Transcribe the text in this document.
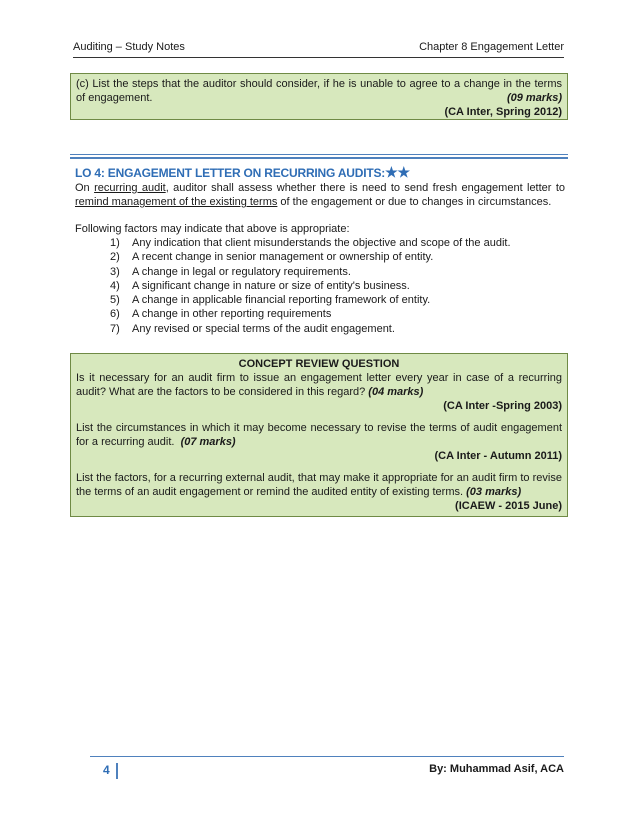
Auditing – Study Notes	Chapter 8 Engagement Letter
(c) List the steps that the auditor should consider, if he is unable to agree to a change in the terms of engagement.	(09 marks)
(CA Inter, Spring 2012)
LO 4: ENGAGEMENT LETTER ON RECURRING AUDITS:★★
On recurring audit, auditor shall assess whether there is need to send fresh engagement letter to remind management of the existing terms of the engagement or due to changes in circumstances.
Following factors may indicate that above is appropriate:
1)	Any indication that client misunderstands the objective and scope of the audit.
2)	A recent change in senior management or ownership of entity.
3)	A change in legal or regulatory requirements.
4)	A significant change in nature or size of entity's business.
5)	A change in applicable financial reporting framework of entity.
6)	A change in other reporting requirements
7)	Any revised or special terms of the audit engagement.
CONCEPT REVIEW QUESTION
Is it necessary for an audit firm to issue an engagement letter every year in case of a recurring audit? What are the factors to be considered in this regard? (04 marks)
(CA Inter -Spring 2003)
List the circumstances in which it may become necessary to revise the terms of audit engagement for a recurring audit. (07 marks)
(CA Inter - Autumn 2011)
List the factors, for a recurring external audit, that may make it appropriate for an audit firm to revise the terms of an audit engagement or remind the audited entity of existing terms. (03 marks)
(ICAEW - 2015 June)
4	By: Muhammad Asif, ACA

--------------------

Generate a word-for-word copy of the preceding records, excluding all pictures.

Transcribe the text in this document.
Auditing – Study Notes	Chapter 8 Engagement Letter
(c) List the steps that the auditor should consider, if he is unable to agree to a change in the terms of engagement.	(09 marks)
(CA Inter, Spring 2012)
LO 4: ENGAGEMENT LETTER ON RECURRING AUDITS:★★
On recurring audit, auditor shall assess whether there is need to send fresh engagement letter to remind management of the existing terms of the engagement or due to changes in circumstances.
Following factors may indicate that above is appropriate:
1)	Any indication that client misunderstands the objective and scope of the audit.
2)	A recent change in senior management or ownership of entity.
3)	A change in legal or regulatory requirements.
4)	A significant change in nature or size of entity's business.
5)	A change in applicable financial reporting framework of entity.
6)	A change in other reporting requirements
7)	Any revised or special terms of the audit engagement.
CONCEPT REVIEW QUESTION
Is it necessary for an audit firm to issue an engagement letter every year in case of a recurring audit? What are the factors to be considered in this regard? (04 marks)
(CA Inter -Spring 2003)
List the circumstances in which it may become necessary to revise the terms of audit engagement for a recurring audit. (07 marks)
(CA Inter - Autumn 2011)
List the factors, for a recurring external audit, that may make it appropriate for an audit firm to revise the terms of an audit engagement or remind the audited entity of existing terms. (03 marks)
(ICAEW - 2015 June)
4	By: Muhammad Asif, ACA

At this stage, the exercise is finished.